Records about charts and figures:
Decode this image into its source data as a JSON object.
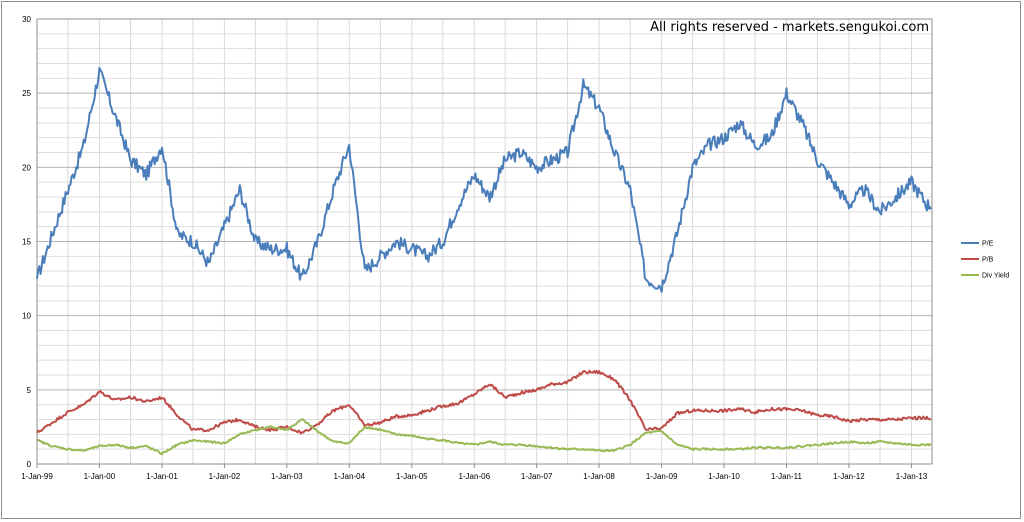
{
  "chart_data": {
    "type": "line",
    "title": "",
    "watermark": "All rights reserved - markets.sengukoi.com",
    "xlabel": "",
    "ylabel": "",
    "ylim": [
      0,
      30
    ],
    "y_ticks": [
      0,
      5,
      10,
      15,
      20,
      25,
      30
    ],
    "x_tick_labels": [
      "1-Jan-99",
      "1-Jan-00",
      "1-Jan-01",
      "1-Jan-02",
      "1-Jan-03",
      "1-Jan-04",
      "1-Jan-05",
      "1-Jan-06",
      "1-Jan-07",
      "1-Jan-08",
      "1-Jan-09",
      "1-Jan-10",
      "1-Jan-11",
      "1-Jan-12",
      "1-Jan-13"
    ],
    "x_range": [
      "1-Jan-99",
      "1-May-13"
    ],
    "grid": "horizontal",
    "legend_position": "right",
    "x": [
      "1-Jan-99",
      "1-Apr-99",
      "1-Jul-99",
      "1-Oct-99",
      "1-Jan-00",
      "1-Apr-00",
      "1-Jul-00",
      "1-Oct-00",
      "1-Jan-01",
      "1-Apr-01",
      "1-Jul-01",
      "1-Oct-01",
      "1-Jan-02",
      "1-Apr-02",
      "1-Jul-02",
      "1-Oct-02",
      "1-Jan-03",
      "1-Apr-03",
      "1-Jul-03",
      "1-Oct-03",
      "1-Jan-04",
      "1-Apr-04",
      "1-Jul-04",
      "1-Oct-04",
      "1-Jan-05",
      "1-Apr-05",
      "1-Jul-05",
      "1-Oct-05",
      "1-Jan-06",
      "1-Apr-06",
      "1-Jul-06",
      "1-Oct-06",
      "1-Jan-07",
      "1-Apr-07",
      "1-Jul-07",
      "1-Oct-07",
      "1-Jan-08",
      "1-Apr-08",
      "1-Jul-08",
      "1-Oct-08",
      "1-Jan-09",
      "1-Apr-09",
      "1-Jul-09",
      "1-Oct-09",
      "1-Jan-10",
      "1-Apr-10",
      "1-Jul-10",
      "1-Oct-10",
      "1-Jan-11",
      "1-Apr-11",
      "1-Jul-11",
      "1-Oct-11",
      "1-Jan-12",
      "1-Apr-12",
      "1-Jul-12",
      "1-Oct-12",
      "1-Jan-13",
      "1-Apr-13"
    ],
    "series": [
      {
        "name": "P/E",
        "color": "#4a7ebb",
        "values": [
          12.5,
          15.5,
          18.5,
          21.5,
          26.5,
          23.5,
          20.5,
          19.5,
          21.5,
          15.5,
          15.0,
          13.5,
          16.0,
          18.5,
          15.0,
          14.5,
          14.5,
          12.5,
          15.0,
          18.5,
          21.5,
          13.0,
          14.0,
          15.0,
          14.5,
          14.0,
          15.0,
          17.5,
          19.5,
          18.0,
          20.5,
          21.0,
          20.0,
          20.5,
          21.0,
          25.5,
          24.0,
          21.0,
          18.5,
          12.5,
          12.0,
          15.5,
          20.0,
          21.5,
          22.0,
          23.0,
          21.5,
          22.0,
          25.0,
          23.0,
          20.5,
          19.0,
          17.5,
          18.5,
          17.0,
          18.0,
          19.0,
          17.5
        ]
      },
      {
        "name": "P/B",
        "color": "#be4b48",
        "values": [
          2.1,
          2.8,
          3.5,
          4.0,
          4.9,
          4.3,
          4.5,
          4.2,
          4.5,
          3.3,
          2.3,
          2.3,
          2.8,
          3.0,
          2.5,
          2.3,
          2.5,
          2.1,
          2.7,
          3.6,
          4.0,
          2.6,
          2.8,
          3.2,
          3.3,
          3.6,
          3.9,
          4.1,
          4.7,
          5.4,
          4.5,
          4.8,
          5.0,
          5.4,
          5.5,
          6.2,
          6.2,
          5.7,
          4.3,
          2.3,
          2.4,
          3.4,
          3.6,
          3.6,
          3.6,
          3.7,
          3.5,
          3.7,
          3.7,
          3.6,
          3.3,
          3.2,
          2.9,
          3.0,
          3.0,
          3.0,
          3.1,
          3.1
        ]
      },
      {
        "name": "Div Yield",
        "color": "#98b954",
        "values": [
          1.6,
          1.2,
          1.0,
          0.9,
          1.2,
          1.3,
          1.1,
          1.2,
          0.7,
          1.3,
          1.6,
          1.5,
          1.4,
          2.0,
          2.3,
          2.5,
          2.3,
          3.0,
          2.2,
          1.5,
          1.4,
          2.5,
          2.3,
          2.0,
          1.9,
          1.7,
          1.6,
          1.4,
          1.3,
          1.5,
          1.3,
          1.3,
          1.2,
          1.1,
          1.0,
          1.0,
          0.9,
          0.9,
          1.3,
          2.1,
          2.2,
          1.3,
          1.0,
          1.0,
          1.0,
          1.0,
          1.1,
          1.1,
          1.1,
          1.2,
          1.3,
          1.4,
          1.5,
          1.4,
          1.5,
          1.4,
          1.3,
          1.3
        ]
      }
    ]
  }
}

* [Problem to solve]: Return only the number of lines in the preceding records that contain the string "color".

* [Complete output]: 3